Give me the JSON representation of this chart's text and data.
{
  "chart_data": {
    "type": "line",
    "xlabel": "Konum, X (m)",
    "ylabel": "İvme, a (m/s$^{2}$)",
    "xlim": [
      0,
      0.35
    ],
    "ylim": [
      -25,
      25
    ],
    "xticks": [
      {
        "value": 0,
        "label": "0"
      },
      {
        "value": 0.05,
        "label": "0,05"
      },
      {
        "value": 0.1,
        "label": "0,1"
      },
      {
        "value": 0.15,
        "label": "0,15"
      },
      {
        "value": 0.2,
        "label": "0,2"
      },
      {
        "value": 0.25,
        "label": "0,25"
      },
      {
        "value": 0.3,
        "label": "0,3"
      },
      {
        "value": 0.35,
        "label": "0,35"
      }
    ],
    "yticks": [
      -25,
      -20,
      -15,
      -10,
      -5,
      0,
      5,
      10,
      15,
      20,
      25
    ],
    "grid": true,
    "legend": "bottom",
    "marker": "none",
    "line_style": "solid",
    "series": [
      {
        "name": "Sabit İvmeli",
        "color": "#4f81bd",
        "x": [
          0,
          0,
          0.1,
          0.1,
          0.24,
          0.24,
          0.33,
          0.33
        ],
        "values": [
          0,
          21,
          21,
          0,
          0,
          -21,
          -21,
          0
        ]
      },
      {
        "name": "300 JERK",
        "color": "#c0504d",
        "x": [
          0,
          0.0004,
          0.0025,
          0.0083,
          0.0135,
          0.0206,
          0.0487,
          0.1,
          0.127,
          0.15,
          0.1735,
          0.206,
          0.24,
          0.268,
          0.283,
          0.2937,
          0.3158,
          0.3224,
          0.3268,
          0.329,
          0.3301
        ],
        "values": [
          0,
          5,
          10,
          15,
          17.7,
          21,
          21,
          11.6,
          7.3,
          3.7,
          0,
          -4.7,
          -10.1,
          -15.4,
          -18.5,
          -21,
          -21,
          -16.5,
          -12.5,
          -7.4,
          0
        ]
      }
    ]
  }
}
...
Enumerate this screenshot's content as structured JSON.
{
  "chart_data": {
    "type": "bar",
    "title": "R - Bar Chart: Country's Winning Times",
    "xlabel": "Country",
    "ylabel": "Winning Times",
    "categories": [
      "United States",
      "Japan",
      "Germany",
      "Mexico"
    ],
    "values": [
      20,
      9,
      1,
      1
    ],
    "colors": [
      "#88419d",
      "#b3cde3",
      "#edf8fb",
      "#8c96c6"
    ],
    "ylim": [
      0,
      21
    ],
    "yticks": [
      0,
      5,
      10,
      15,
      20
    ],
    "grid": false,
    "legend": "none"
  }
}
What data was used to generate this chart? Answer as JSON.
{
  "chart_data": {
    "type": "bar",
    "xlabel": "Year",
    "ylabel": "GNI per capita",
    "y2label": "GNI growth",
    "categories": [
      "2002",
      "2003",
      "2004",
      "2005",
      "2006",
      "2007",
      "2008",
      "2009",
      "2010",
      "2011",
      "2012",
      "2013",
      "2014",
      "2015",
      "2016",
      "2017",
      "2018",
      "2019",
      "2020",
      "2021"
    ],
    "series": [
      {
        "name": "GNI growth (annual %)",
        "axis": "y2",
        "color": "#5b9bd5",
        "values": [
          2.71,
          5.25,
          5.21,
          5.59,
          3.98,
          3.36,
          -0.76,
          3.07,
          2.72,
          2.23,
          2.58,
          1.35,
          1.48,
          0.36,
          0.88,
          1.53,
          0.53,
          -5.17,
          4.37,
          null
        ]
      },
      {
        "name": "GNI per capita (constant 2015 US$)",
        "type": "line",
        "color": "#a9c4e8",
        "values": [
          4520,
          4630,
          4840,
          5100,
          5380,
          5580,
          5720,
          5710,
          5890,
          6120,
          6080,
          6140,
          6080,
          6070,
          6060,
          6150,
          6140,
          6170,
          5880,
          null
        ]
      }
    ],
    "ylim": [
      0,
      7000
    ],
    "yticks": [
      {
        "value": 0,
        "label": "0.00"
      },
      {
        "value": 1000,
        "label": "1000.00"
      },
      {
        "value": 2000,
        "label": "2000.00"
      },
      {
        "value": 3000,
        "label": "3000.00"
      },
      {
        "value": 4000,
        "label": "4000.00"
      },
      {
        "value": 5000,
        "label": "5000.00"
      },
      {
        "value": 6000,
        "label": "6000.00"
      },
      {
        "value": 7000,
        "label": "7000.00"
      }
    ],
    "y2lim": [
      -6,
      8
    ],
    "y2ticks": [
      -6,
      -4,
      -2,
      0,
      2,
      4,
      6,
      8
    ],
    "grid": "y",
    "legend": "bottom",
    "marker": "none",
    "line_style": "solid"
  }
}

▸ Requirements
Tell how many lines in the records above contain "xlabel", giving the number and no other words.

▸ Answer to this exercise
3